┌──
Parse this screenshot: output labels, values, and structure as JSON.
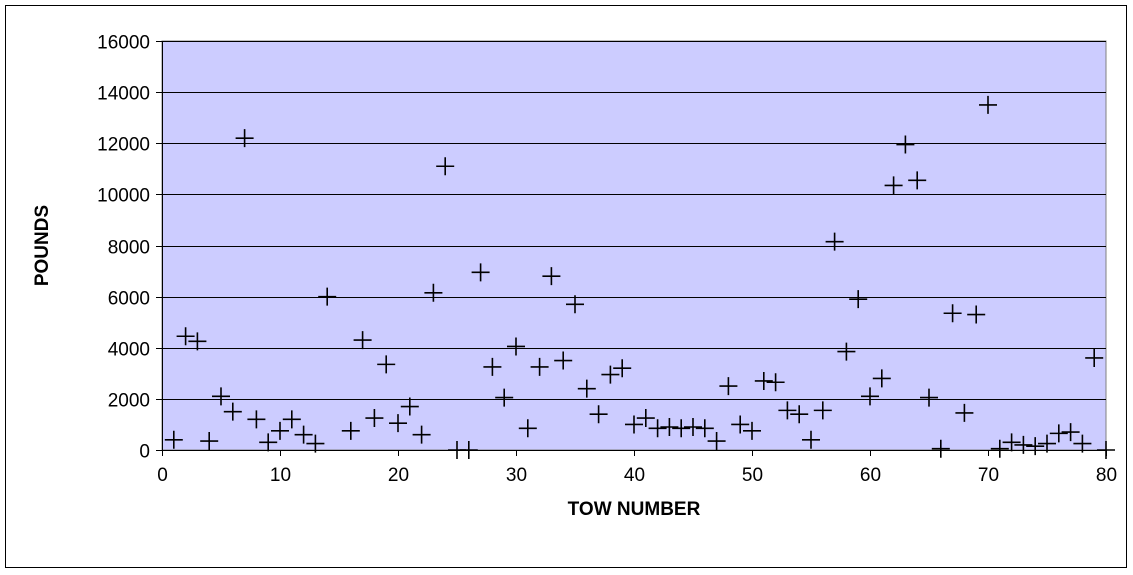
{
  "chart_data": {
    "type": "scatter",
    "title": "",
    "xlabel": "TOW NUMBER",
    "ylabel": "POUNDS",
    "xlim": [
      0,
      80
    ],
    "ylim": [
      0,
      16000
    ],
    "x_ticks": [
      0,
      10,
      20,
      30,
      40,
      50,
      60,
      70,
      80
    ],
    "y_ticks": [
      0,
      2000,
      4000,
      6000,
      8000,
      10000,
      12000,
      14000,
      16000
    ],
    "grid": "horizontal",
    "legend": "none",
    "marker": "plus",
    "colors": {
      "plot_background": "#ccccff",
      "marker": "#000000",
      "gridline": "#000000"
    },
    "series": [
      {
        "points": [
          [
            1,
            400
          ],
          [
            2,
            4450
          ],
          [
            3,
            4250
          ],
          [
            4,
            350
          ],
          [
            5,
            2100
          ],
          [
            6,
            1500
          ],
          [
            7,
            12200
          ],
          [
            8,
            1200
          ],
          [
            9,
            300
          ],
          [
            10,
            750
          ],
          [
            11,
            1200
          ],
          [
            12,
            600
          ],
          [
            13,
            250
          ],
          [
            14,
            6000
          ],
          [
            16,
            750
          ],
          [
            17,
            4300
          ],
          [
            18,
            1250
          ],
          [
            19,
            3350
          ],
          [
            20,
            1050
          ],
          [
            21,
            1700
          ],
          [
            22,
            600
          ],
          [
            23,
            6150
          ],
          [
            24,
            11100
          ],
          [
            25,
            0
          ],
          [
            26,
            0
          ],
          [
            27,
            6950
          ],
          [
            28,
            3250
          ],
          [
            29,
            2050
          ],
          [
            30,
            4050
          ],
          [
            31,
            850
          ],
          [
            32,
            3250
          ],
          [
            33,
            6800
          ],
          [
            34,
            3500
          ],
          [
            35,
            5700
          ],
          [
            36,
            2400
          ],
          [
            37,
            1400
          ],
          [
            38,
            2950
          ],
          [
            39,
            3200
          ],
          [
            40,
            1000
          ],
          [
            41,
            1250
          ],
          [
            42,
            850
          ],
          [
            43,
            900
          ],
          [
            44,
            850
          ],
          [
            45,
            900
          ],
          [
            46,
            850
          ],
          [
            47,
            350
          ],
          [
            48,
            2500
          ],
          [
            49,
            1000
          ],
          [
            50,
            750
          ],
          [
            51,
            2700
          ],
          [
            52,
            2650
          ],
          [
            53,
            1550
          ],
          [
            54,
            1400
          ],
          [
            55,
            400
          ],
          [
            56,
            1550
          ],
          [
            57,
            8150
          ],
          [
            58,
            3850
          ],
          [
            59,
            5900
          ],
          [
            60,
            2100
          ],
          [
            61,
            2800
          ],
          [
            62,
            10350
          ],
          [
            63,
            11950
          ],
          [
            64,
            10550
          ],
          [
            65,
            2050
          ],
          [
            66,
            50
          ],
          [
            67,
            5350
          ],
          [
            68,
            1450
          ],
          [
            69,
            5300
          ],
          [
            70,
            13500
          ],
          [
            71,
            50
          ],
          [
            72,
            300
          ],
          [
            73,
            200
          ],
          [
            74,
            150
          ],
          [
            75,
            250
          ],
          [
            76,
            650
          ],
          [
            77,
            700
          ],
          [
            78,
            250
          ],
          [
            79,
            3600
          ],
          [
            80,
            0
          ]
        ]
      }
    ]
  }
}
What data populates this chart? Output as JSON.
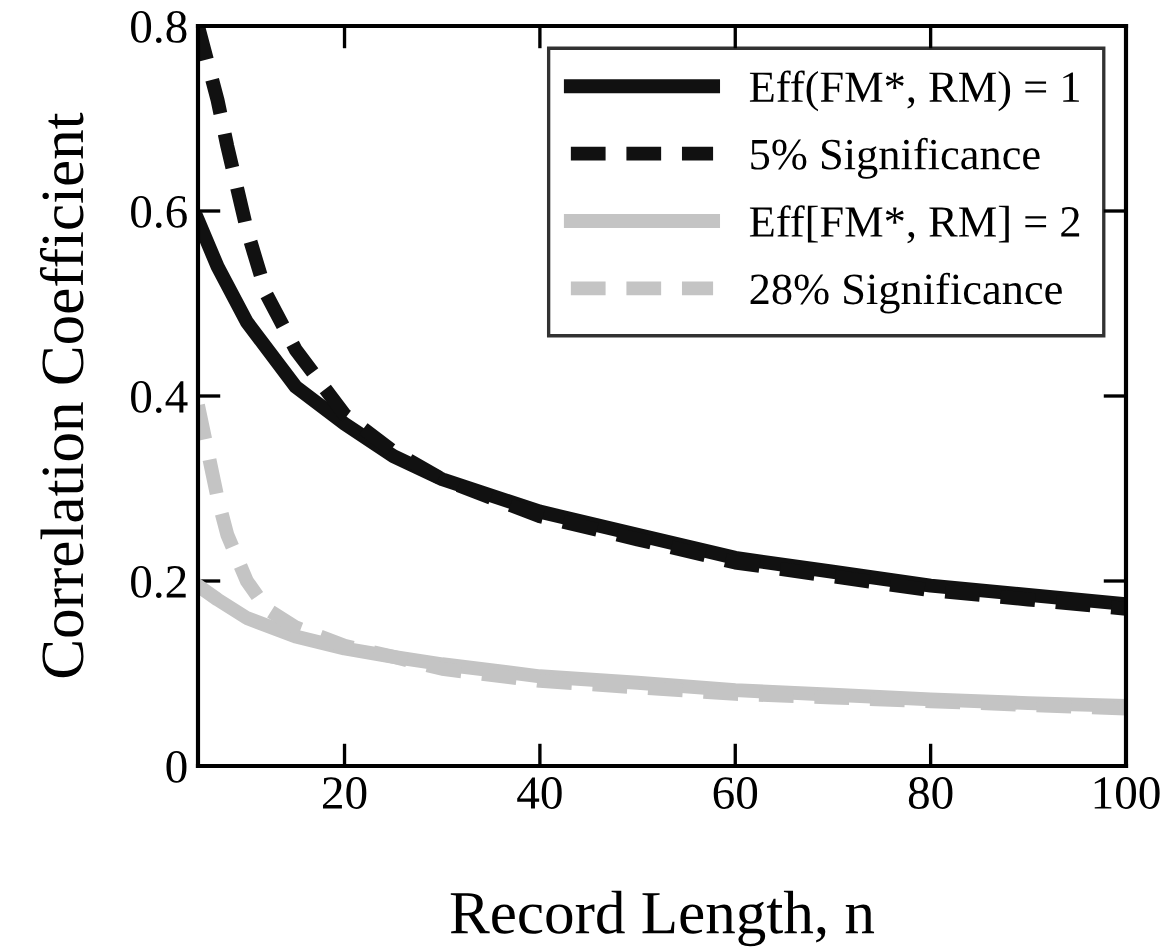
└──
WHAT YOU SHOULD DO: Reproduce the material in full, word for word, and omit the pictures.

SOLUTION:
Parse this screenshot: output labels, values, and structure as JSON.
{
  "chart_data": {
    "type": "scatter",
    "title": "",
    "xlabel": "TOW NUMBER",
    "ylabel": "POUNDS",
    "xlim": [
      0,
      80
    ],
    "ylim": [
      0,
      16000
    ],
    "x_ticks": [
      0,
      10,
      20,
      30,
      40,
      50,
      60,
      70,
      80
    ],
    "y_ticks": [
      0,
      2000,
      4000,
      6000,
      8000,
      10000,
      12000,
      14000,
      16000
    ],
    "grid": "horizontal",
    "legend": "none",
    "marker": "plus",
    "colors": {
      "plot_background": "#ccccff",
      "marker": "#000000",
      "gridline": "#000000"
    },
    "series": [
      {
        "points": [
          [
            1,
            400
          ],
          [
            2,
            4450
          ],
          [
            3,
            4250
          ],
          [
            4,
            350
          ],
          [
            5,
            2100
          ],
          [
            6,
            1500
          ],
          [
            7,
            12200
          ],
          [
            8,
            1200
          ],
          [
            9,
            300
          ],
          [
            10,
            750
          ],
          [
            11,
            1200
          ],
          [
            12,
            600
          ],
          [
            13,
            250
          ],
          [
            14,
            6000
          ],
          [
            16,
            750
          ],
          [
            17,
            4300
          ],
          [
            18,
            1250
          ],
          [
            19,
            3350
          ],
          [
            20,
            1050
          ],
          [
            21,
            1700
          ],
          [
            22,
            600
          ],
          [
            23,
            6150
          ],
          [
            24,
            11100
          ],
          [
            25,
            0
          ],
          [
            26,
            0
          ],
          [
            27,
            6950
          ],
          [
            28,
            3250
          ],
          [
            29,
            2050
          ],
          [
            30,
            4050
          ],
          [
            31,
            850
          ],
          [
            32,
            3250
          ],
          [
            33,
            6800
          ],
          [
            34,
            3500
          ],
          [
            35,
            5700
          ],
          [
            36,
            2400
          ],
          [
            37,
            1400
          ],
          [
            38,
            2950
          ],
          [
            39,
            3200
          ],
          [
            40,
            1000
          ],
          [
            41,
            1250
          ],
          [
            42,
            850
          ],
          [
            43,
            900
          ],
          [
            44,
            850
          ],
          [
            45,
            900
          ],
          [
            46,
            850
          ],
          [
            47,
            350
          ],
          [
            48,
            2500
          ],
          [
            49,
            1000
          ],
          [
            50,
            750
          ],
          [
            51,
            2700
          ],
          [
            52,
            2650
          ],
          [
            53,
            1550
          ],
          [
            54,
            1400
          ],
          [
            55,
            400
          ],
          [
            56,
            1550
          ],
          [
            57,
            8150
          ],
          [
            58,
            3850
          ],
          [
            59,
            5900
          ],
          [
            60,
            2100
          ],
          [
            61,
            2800
          ],
          [
            62,
            10350
          ],
          [
            63,
            11950
          ],
          [
            64,
            10550
          ],
          [
            65,
            2050
          ],
          [
            66,
            50
          ],
          [
            67,
            5350
          ],
          [
            68,
            1450
          ],
          [
            69,
            5300
          ],
          [
            70,
            13500
          ],
          [
            71,
            50
          ],
          [
            72,
            300
          ],
          [
            73,
            200
          ],
          [
            74,
            150
          ],
          [
            75,
            250
          ],
          [
            76,
            650
          ],
          [
            77,
            700
          ],
          [
            78,
            250
          ],
          [
            79,
            3600
          ],
          [
            80,
            0
          ]
        ]
      }
    ]
  }
}
What data populates this chart? Output as JSON.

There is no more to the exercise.